WHAT TO PRODUCE: Send back all the data below, exactly as given.

DATA ENTRIES:
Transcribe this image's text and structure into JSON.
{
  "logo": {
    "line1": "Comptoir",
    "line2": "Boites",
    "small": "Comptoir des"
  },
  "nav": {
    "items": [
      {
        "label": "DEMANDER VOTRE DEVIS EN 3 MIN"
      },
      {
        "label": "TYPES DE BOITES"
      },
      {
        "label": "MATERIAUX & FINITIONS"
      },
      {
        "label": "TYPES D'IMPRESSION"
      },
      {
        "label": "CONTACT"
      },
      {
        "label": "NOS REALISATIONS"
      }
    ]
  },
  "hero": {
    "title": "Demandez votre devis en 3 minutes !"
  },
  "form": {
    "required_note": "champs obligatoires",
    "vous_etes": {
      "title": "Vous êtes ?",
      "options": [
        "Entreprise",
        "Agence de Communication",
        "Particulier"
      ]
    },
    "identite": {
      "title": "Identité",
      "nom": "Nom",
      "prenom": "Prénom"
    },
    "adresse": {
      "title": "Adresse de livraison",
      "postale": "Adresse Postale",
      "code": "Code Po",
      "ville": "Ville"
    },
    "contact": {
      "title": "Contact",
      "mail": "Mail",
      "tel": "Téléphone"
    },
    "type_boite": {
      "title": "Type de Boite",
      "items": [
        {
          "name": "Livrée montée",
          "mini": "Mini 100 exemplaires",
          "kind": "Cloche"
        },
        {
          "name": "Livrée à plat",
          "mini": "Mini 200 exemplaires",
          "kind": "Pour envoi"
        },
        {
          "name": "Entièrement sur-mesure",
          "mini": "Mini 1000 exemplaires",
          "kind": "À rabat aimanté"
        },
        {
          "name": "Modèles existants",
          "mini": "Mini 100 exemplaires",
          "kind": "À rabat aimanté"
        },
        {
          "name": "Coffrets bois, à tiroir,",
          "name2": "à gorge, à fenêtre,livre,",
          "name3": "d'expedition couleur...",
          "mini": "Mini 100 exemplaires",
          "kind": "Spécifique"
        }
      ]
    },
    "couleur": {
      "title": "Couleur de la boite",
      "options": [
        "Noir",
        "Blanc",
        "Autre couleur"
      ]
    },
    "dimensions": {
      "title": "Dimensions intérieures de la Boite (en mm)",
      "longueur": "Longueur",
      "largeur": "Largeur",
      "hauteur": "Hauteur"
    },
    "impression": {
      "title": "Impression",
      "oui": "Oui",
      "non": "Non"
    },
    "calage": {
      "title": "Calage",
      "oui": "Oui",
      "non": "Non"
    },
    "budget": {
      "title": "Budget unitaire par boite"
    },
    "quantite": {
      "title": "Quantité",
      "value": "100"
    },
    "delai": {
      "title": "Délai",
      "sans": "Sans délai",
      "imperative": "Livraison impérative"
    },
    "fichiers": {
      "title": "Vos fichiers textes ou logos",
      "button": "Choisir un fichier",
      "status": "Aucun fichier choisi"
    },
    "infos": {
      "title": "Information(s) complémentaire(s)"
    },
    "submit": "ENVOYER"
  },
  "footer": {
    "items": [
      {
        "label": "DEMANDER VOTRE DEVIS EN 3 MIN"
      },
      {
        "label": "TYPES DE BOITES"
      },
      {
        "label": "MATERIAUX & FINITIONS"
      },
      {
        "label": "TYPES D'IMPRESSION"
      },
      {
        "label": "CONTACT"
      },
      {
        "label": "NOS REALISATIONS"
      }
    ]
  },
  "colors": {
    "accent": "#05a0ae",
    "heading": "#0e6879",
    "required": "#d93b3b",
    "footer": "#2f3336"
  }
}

OUTPUT OF THE TASK:
Transcribe this image's text and structure into JSON.
{
  "logo": {
    "line1": "Comptoir",
    "line2": "Boites",
    "small": "Comptoir des"
  },
  "nav": {
    "items": [
      {
        "label": "DEMANDER VOTRE DEVIS EN 3 MIN"
      },
      {
        "label": "TYPES DE BOITES"
      },
      {
        "label": "MATERIAUX & FINITIONS"
      },
      {
        "label": "TYPES D'IMPRESSION"
      },
      {
        "label": "CONTACT"
      },
      {
        "label": "NOS REALISATIONS"
      }
    ]
  },
  "hero": {
    "title": "Demandez votre devis en 3 minutes !"
  },
  "form": {
    "required_note": "champs obligatoires",
    "vous_etes": {
      "title": "Vous êtes ?",
      "options": [
        "Entreprise",
        "Agence de Communication",
        "Particulier"
      ]
    },
    "identite": {
      "title": "Identité",
      "nom": "Nom",
      "prenom": "Prénom"
    },
    "adresse": {
      "title": "Adresse de livraison",
      "postale": "Adresse Postale",
      "code": "Code Po",
      "ville": "Ville"
    },
    "contact": {
      "title": "Contact",
      "mail": "Mail",
      "tel": "Téléphone"
    },
    "type_boite": {
      "title": "Type de Boite",
      "items": [
        {
          "name": "Livrée montée",
          "mini": "Mini 100 exemplaires",
          "kind": "Cloche"
        },
        {
          "name": "Livrée à plat",
          "mini": "Mini 200 exemplaires",
          "kind": "Pour envoi"
        },
        {
          "name": "Entièrement sur-mesure",
          "mini": "Mini 1000 exemplaires",
          "kind": "À rabat aimanté"
        },
        {
          "name": "Modèles existants",
          "mini": "Mini 100 exemplaires",
          "kind": "À rabat aimanté"
        },
        {
          "name": "Coffrets bois, à tiroir,",
          "name2": "à gorge, à fenêtre,livre,",
          "name3": "d'expedition couleur...",
          "mini": "Mini 100 exemplaires",
          "kind": "Spécifique"
        }
      ]
    },
    "couleur": {
      "title": "Couleur de la boite",
      "options": [
        "Noir",
        "Blanc",
        "Autre couleur"
      ]
    },
    "dimensions": {
      "title": "Dimensions intérieures de la Boite (en mm)",
      "longueur": "Longueur",
      "largeur": "Largeur",
      "hauteur": "Hauteur"
    },
    "impression": {
      "title": "Impression",
      "oui": "Oui",
      "non": "Non"
    },
    "calage": {
      "title": "Calage",
      "oui": "Oui",
      "non": "Non"
    },
    "budget": {
      "title": "Budget unitaire par boite"
    },
    "quantite": {
      "title": "Quantité",
      "value": "100"
    },
    "delai": {
      "title": "Délai",
      "sans": "Sans délai",
      "imperative": "Livraison impérative"
    },
    "fichiers": {
      "title": "Vos fichiers textes ou logos",
      "button": "Choisir un fichier",
      "status": "Aucun fichier choisi"
    },
    "infos": {
      "title": "Information(s) complémentaire(s)"
    },
    "submit": "ENVOYER"
  },
  "footer": {
    "items": [
      {
        "label": "DEMANDER VOTRE DEVIS EN 3 MIN"
      },
      {
        "label": "TYPES DE BOITES"
      },
      {
        "label": "MATERIAUX & FINITIONS"
      },
      {
        "label": "TYPES D'IMPRESSION"
      },
      {
        "label": "CONTACT"
      },
      {
        "label": "NOS REALISATIONS"
      }
    ]
  },
  "colors": {
    "accent": "#05a0ae",
    "heading": "#0e6879",
    "required": "#d93b3b",
    "footer": "#2f3336"
  }
}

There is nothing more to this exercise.